# [Alıntı metin]
====

2) Çocuğunuzu olduğu gibi kabul edin, çevreden gizlemeyin. Kıyaslayıp eleştirmeyin.
3) Aşırı derecede koruyucu olmayın. Bu, çocukta kendine güveni azaltır.
4) Çocuğa yapabileceği işleri yaptırın. Başardığı işlerde teşvik edin, ödüllendirin
5) Basit sözcükler ve kısa cümleler kullanınız.
6) Çocuğunuzdan zihinsel olarak ne yapmasını istiyorsanız, tam ve açıkça söylemelisiniz. Yani genel ifadelerden çok özel ifadeler kullanmalısınız. Eşyalarını ortadan kaldır ifadesi yerine “oyuncağı yerine koy” ifadesi kullanılmalıdır
7) İsteklerinizde ve koyacağınız kurallarda tutarlı olun Ne zaman nasıl davranış bekleniyorsa çocuğunuza bunu anlatın ve bu beklentinizi bir daha değiştirmeyin. Böylece çocukta karalı davranışlar gelişecektir. Kararsız olursanız, çocuk paniğe kapılabilir.

====

# [Kayıtlı veriler]
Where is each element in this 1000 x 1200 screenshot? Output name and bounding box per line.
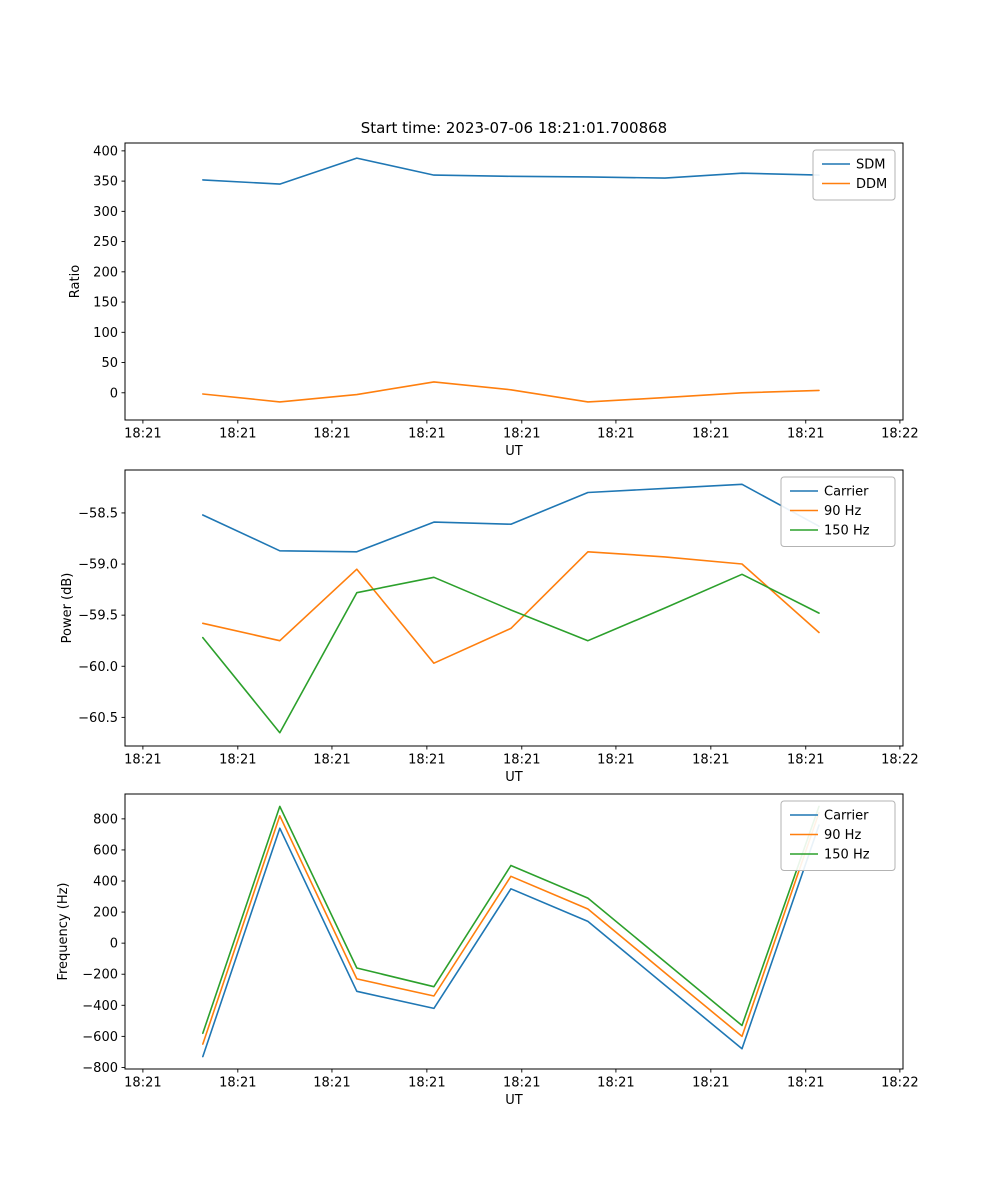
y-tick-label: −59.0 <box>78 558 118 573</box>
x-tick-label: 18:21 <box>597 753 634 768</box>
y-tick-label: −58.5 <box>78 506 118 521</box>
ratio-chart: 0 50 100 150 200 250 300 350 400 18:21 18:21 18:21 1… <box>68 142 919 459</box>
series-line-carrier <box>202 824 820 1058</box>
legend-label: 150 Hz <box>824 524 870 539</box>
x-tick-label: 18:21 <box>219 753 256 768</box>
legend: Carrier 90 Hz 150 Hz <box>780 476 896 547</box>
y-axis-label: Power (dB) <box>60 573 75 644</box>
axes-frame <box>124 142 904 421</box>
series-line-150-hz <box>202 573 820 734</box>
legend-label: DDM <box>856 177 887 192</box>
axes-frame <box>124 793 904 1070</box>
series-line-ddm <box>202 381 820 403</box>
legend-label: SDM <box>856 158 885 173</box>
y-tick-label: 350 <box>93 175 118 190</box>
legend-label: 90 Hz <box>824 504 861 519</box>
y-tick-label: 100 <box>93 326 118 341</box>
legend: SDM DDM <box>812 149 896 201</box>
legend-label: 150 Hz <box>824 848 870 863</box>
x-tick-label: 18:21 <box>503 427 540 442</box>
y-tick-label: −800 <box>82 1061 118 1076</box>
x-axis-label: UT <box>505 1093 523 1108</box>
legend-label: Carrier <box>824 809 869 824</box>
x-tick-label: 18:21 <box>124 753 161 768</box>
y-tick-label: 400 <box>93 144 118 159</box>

====

# [Görevler ve alıştırmalar]
1. Çocuk yetiştirmeyle ilgili öneriler metnine göre aşırı koruyucu olmak çocukta neyi azaltır?
2. Çocuk yetiştirmeyle ilgili öneriler metnini kaldığı yerden sürdürün.
Öğeler başka bir kaynaktan alınmıştır.

# [Sırayla yanıtlar]
1. Çocuğun kendine güvenini azaltır.

2.
8) Çocuğunuza acele komutlar yerine yavaş ve basit komutlar veriniz.
9)Tehdit etmekten sakının. Tehdit, çocuklar üzerinde bir çok olumsuz etkiler yapar;çok yapıldığında çocuklar hiç aldırmaz ve davranış bozukluğu düşmanlık duygularını teşvik eder.
10)Bu çocukların kasları tam gelişmemiştir. Bunu sağlamak amacıyla el temrinlerine ve becerilerine yer verilmeli ( kaba boyama, çamur- hamur gibi maddelerle oynama, makasla kağıt kesme, boncuk dizme)
11) Çocuğa öz bakım becerileri öğretilmelidir. ( Giyinme, kendi kendine yemek yeme, yıkanma v.b)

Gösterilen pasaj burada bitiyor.